Task statement:
Quote, without any change, the line that contains "Type out the text in this image." and all lines that follow it to the end of the data below.

[Dataset entries]
+---+

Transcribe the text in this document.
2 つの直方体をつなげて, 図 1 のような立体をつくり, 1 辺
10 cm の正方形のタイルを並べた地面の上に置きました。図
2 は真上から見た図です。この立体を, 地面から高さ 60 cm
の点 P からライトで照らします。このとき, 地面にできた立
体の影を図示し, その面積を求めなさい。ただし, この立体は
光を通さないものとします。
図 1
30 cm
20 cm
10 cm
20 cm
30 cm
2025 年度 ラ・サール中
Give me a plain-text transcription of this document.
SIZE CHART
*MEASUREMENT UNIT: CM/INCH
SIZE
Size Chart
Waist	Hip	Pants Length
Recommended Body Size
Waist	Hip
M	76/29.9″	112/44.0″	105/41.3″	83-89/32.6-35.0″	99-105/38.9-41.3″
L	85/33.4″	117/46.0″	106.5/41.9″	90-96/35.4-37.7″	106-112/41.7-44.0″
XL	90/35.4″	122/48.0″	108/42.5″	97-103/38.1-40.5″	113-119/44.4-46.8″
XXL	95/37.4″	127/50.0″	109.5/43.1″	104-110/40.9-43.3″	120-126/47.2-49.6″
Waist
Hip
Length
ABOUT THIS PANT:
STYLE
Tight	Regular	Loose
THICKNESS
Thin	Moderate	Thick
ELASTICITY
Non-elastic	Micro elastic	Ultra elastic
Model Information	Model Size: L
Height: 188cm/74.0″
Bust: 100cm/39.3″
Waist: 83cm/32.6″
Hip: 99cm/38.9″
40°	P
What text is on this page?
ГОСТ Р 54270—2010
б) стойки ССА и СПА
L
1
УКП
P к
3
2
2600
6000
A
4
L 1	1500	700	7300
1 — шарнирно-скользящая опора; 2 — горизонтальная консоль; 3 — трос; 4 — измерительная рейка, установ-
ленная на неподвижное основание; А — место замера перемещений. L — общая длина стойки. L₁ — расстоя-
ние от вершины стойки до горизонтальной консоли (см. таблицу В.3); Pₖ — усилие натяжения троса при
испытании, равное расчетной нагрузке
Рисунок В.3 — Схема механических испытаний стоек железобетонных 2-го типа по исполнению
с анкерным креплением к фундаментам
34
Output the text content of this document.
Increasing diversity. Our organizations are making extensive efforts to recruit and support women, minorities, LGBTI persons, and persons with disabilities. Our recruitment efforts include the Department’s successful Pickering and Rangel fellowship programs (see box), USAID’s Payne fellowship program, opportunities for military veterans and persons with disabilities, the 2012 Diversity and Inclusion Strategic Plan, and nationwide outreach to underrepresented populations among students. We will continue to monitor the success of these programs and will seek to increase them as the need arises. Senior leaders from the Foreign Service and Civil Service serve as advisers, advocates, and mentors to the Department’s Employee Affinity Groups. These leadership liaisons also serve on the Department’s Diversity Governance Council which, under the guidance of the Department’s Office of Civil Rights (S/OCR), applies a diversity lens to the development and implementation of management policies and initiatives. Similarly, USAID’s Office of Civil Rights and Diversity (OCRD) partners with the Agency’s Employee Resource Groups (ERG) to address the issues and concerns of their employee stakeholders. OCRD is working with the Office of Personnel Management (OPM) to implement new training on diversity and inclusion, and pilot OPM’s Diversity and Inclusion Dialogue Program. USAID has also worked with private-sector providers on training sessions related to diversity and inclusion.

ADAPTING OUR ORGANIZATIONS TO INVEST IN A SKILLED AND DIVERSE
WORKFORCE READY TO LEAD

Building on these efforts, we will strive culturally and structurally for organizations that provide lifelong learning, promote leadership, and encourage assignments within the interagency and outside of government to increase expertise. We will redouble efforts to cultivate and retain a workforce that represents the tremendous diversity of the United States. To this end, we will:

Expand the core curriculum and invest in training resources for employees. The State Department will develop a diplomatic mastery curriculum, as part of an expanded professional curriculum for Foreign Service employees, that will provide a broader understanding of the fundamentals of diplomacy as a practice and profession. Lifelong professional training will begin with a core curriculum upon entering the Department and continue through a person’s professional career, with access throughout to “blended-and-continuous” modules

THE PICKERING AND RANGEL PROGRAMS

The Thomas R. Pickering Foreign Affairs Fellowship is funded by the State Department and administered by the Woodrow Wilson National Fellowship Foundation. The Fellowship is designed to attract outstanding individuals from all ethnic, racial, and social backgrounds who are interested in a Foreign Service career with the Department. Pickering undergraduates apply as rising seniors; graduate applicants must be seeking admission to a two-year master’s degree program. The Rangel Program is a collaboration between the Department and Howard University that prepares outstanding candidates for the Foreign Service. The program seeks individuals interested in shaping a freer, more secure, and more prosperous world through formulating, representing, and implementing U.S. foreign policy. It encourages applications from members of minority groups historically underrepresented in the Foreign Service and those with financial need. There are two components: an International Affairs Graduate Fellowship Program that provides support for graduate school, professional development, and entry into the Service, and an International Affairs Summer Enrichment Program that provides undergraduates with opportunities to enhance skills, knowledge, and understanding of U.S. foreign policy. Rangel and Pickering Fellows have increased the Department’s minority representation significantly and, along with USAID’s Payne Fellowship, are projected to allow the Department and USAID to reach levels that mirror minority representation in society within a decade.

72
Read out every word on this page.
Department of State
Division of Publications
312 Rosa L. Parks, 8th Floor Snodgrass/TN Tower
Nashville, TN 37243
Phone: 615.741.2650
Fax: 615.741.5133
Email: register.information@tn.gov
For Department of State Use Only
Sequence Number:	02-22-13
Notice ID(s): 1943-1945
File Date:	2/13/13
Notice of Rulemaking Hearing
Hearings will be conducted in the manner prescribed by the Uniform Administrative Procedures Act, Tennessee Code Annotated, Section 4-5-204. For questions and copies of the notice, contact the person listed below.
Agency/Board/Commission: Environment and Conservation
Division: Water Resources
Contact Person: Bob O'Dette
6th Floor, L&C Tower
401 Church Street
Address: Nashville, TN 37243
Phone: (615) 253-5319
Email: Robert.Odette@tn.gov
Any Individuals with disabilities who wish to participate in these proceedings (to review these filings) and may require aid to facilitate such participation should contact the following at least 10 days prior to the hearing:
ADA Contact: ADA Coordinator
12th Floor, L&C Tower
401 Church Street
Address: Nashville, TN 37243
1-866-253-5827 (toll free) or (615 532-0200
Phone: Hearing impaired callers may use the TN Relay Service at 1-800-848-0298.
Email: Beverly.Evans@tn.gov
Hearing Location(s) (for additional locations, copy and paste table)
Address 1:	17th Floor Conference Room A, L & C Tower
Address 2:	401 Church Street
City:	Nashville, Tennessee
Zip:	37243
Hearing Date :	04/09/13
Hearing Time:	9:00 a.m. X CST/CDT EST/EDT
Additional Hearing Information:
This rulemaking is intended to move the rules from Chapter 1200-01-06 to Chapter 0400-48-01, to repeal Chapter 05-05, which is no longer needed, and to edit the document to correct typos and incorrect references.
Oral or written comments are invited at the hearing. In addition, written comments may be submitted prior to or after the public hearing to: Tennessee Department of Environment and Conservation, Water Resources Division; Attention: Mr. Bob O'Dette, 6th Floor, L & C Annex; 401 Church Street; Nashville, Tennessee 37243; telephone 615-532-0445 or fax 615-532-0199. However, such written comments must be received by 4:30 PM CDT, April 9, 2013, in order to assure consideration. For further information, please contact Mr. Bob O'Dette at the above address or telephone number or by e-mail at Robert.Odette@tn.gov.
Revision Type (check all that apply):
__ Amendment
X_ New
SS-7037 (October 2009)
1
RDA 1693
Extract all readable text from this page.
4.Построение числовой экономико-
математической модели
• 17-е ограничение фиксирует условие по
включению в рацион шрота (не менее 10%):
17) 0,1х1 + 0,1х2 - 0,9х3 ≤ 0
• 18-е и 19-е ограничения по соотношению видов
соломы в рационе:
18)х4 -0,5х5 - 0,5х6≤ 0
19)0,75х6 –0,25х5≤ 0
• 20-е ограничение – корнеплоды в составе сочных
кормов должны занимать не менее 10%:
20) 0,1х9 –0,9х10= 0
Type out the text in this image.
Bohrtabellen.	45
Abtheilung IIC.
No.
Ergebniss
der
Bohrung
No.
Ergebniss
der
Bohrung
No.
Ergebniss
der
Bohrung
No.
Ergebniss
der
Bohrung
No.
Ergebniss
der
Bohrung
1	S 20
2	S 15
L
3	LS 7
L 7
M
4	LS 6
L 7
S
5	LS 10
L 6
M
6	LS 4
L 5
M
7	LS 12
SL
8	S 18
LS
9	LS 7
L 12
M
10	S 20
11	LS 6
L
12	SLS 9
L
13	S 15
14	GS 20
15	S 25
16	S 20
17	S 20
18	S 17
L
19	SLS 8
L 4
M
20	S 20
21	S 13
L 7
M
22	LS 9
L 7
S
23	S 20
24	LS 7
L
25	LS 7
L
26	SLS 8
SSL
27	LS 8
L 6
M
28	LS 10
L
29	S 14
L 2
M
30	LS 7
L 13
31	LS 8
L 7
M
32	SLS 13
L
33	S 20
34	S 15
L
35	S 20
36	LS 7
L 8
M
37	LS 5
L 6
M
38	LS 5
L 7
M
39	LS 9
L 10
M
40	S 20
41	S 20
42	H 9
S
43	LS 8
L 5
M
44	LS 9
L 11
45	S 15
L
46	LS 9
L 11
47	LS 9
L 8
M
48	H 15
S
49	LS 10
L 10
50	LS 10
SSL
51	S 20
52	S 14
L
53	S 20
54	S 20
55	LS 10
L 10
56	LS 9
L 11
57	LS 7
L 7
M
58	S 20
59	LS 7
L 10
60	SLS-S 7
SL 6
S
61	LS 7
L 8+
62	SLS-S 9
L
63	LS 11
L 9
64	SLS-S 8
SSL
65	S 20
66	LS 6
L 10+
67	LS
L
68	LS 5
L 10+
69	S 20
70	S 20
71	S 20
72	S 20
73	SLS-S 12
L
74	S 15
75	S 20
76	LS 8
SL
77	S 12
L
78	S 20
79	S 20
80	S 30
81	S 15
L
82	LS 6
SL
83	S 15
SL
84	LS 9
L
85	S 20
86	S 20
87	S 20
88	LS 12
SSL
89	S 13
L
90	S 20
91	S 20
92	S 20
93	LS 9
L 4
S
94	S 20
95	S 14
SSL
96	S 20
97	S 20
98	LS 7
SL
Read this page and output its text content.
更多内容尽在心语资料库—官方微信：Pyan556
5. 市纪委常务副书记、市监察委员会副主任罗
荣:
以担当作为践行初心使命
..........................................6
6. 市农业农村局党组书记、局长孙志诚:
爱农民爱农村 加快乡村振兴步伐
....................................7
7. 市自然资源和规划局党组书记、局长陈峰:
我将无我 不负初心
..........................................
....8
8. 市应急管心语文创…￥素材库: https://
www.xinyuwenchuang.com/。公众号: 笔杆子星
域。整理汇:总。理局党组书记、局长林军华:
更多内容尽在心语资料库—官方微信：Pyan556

+---+

Expected output:
Type out the text in this image.
Bohrtabellen.	45
Abtheilung IIC.
No.
Ergebniss
der
Bohrung
No.
Ergebniss
der
Bohrung
No.
Ergebniss
der
Bohrung
No.
Ergebniss
der
Bohrung
No.
Ergebniss
der
Bohrung
1	S 20
2	S 15
L
3	LS 7
L 7
M
4	LS 6
L 7
S
5	LS 10
L 6
M
6	LS 4
L 5
M
7	LS 12
SL
8	S 18
LS
9	LS 7
L 12
M
10	S 20
11	LS 6
L
12	SLS 9
L
13	S 15
14	GS 20
15	S 25
16	S 20
17	S 20
18	S 17
L
19	SLS 8
L 4
M
20	S 20
21	S 13
L 7
M
22	LS 9
L 7
S
23	S 20
24	LS 7
L
25	LS 7
L
26	SLS 8
SSL
27	LS 8
L 6
M
28	LS 10
L
29	S 14
L 2
M
30	LS 7
L 13
31	LS 8
L 7
M
32	SLS 13
L
33	S 20
34	S 15
L
35	S 20
36	LS 7
L 8
M
37	LS 5
L 6
M
38	LS 5
L 7
M
39	LS 9
L 10
M
40	S 20
41	S 20
42	H 9
S
43	LS 8
L 5
M
44	LS 9
L 11
45	S 15
L
46	LS 9
L 11
47	LS 9
L 8
M
48	H 15
S
49	LS 10
L 10
50	LS 10
SSL
51	S 20
52	S 14
L
53	S 20
54	S 20
55	LS 10
L 10
56	LS 9
L 11
57	LS 7
L 7
M
58	S 20
59	LS 7
L 10
60	SLS-S 7
SL 6
S
61	LS 7
L 8+
62	SLS-S 9
L
63	LS 11
L 9
64	SLS-S 8
SSL
65	S 20
66	LS 6
L 10+
67	LS
L
68	LS 5
L 10+
69	S 20
70	S 20
71	S 20
72	S 20
73	SLS-S 12
L
74	S 15
75	S 20
76	LS 8
SL
77	S 12
L
78	S 20
79	S 20
80	S 30
81	S 15
L
82	LS 6
SL
83	S 15
SL
84	LS 9
L
85	S 20
86	S 20
87	S 20
88	LS 12
SSL
89	S 13
L
90	S 20
91	S 20
92	S 20
93	LS 9
L 4
S
94	S 20
95	S 14
SSL
96	S 20
97	S 20
98	LS 7
SL
Read this page and output its text content.
更多内容尽在心语资料库—官方微信：Pyan556
5. 市纪委常务副书记、市监察委员会副主任罗
荣:
以担当作为践行初心使命
..........................................6
6. 市农业农村局党组书记、局长孙志诚:
爱农民爱农村 加快乡村振兴步伐
....................................7
7. 市自然资源和规划局党组书记、局长陈峰:
我将无我 不负初心
..........................................
....8
8. 市应急管心语文创…￥素材库: https://
www.xinyuwenchuang.com/。公众号: 笔杆子星
域。整理汇:总。理局党组书记、局长林军华:
更多内容尽在心语资料库—官方微信：Pyan556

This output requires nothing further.